To do: Without carrying over a single picture, write out the records below exactly.

Study material:
*** Begin section ***
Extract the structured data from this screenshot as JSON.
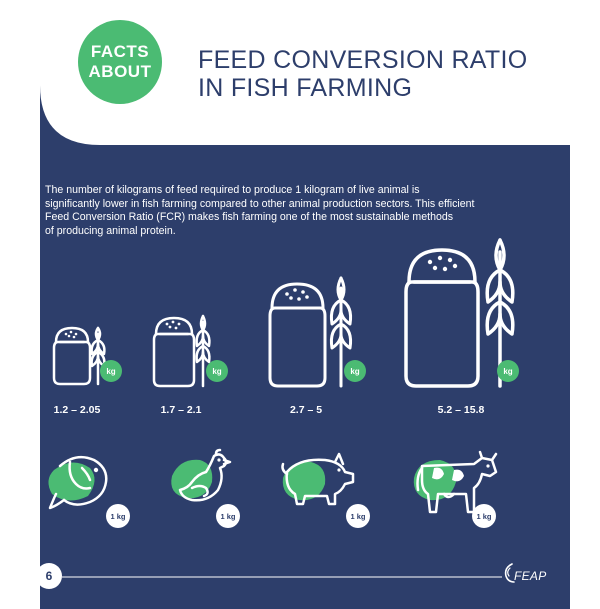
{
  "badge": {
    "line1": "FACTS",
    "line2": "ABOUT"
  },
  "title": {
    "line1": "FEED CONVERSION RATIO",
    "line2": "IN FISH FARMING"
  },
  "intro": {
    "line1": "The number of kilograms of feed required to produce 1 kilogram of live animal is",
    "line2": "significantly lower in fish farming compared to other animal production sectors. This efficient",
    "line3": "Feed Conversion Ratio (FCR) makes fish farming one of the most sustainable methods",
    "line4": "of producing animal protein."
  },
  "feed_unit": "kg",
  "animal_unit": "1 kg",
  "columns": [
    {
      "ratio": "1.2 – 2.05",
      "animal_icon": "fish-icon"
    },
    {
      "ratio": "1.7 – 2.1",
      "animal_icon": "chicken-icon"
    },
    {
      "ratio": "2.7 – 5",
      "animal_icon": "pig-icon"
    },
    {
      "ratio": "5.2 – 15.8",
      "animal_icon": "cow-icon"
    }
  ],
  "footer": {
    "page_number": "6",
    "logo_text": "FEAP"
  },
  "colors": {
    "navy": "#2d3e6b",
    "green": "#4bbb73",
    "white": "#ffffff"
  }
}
*** End section ***
Worked solution:
Extract the structured data from this screenshot as JSON.
{
  "badge": {
    "line1": "FACTS",
    "line2": "ABOUT"
  },
  "title": {
    "line1": "FEED CONVERSION RATIO",
    "line2": "IN FISH FARMING"
  },
  "intro": {
    "line1": "The number of kilograms of feed required to produce 1 kilogram of live animal is",
    "line2": "significantly lower in fish farming compared to other animal production sectors. This efficient",
    "line3": "Feed Conversion Ratio (FCR) makes fish farming one of the most sustainable methods",
    "line4": "of producing animal protein."
  },
  "feed_unit": "kg",
  "animal_unit": "1 kg",
  "columns": [
    {
      "ratio": "1.2 – 2.05",
      "animal_icon": "fish-icon"
    },
    {
      "ratio": "1.7 – 2.1",
      "animal_icon": "chicken-icon"
    },
    {
      "ratio": "2.7 – 5",
      "animal_icon": "pig-icon"
    },
    {
      "ratio": "5.2 – 15.8",
      "animal_icon": "cow-icon"
    }
  ],
  "footer": {
    "page_number": "6",
    "logo_text": "FEAP"
  },
  "colors": {
    "navy": "#2d3e6b",
    "green": "#4bbb73",
    "white": "#ffffff"
  }
}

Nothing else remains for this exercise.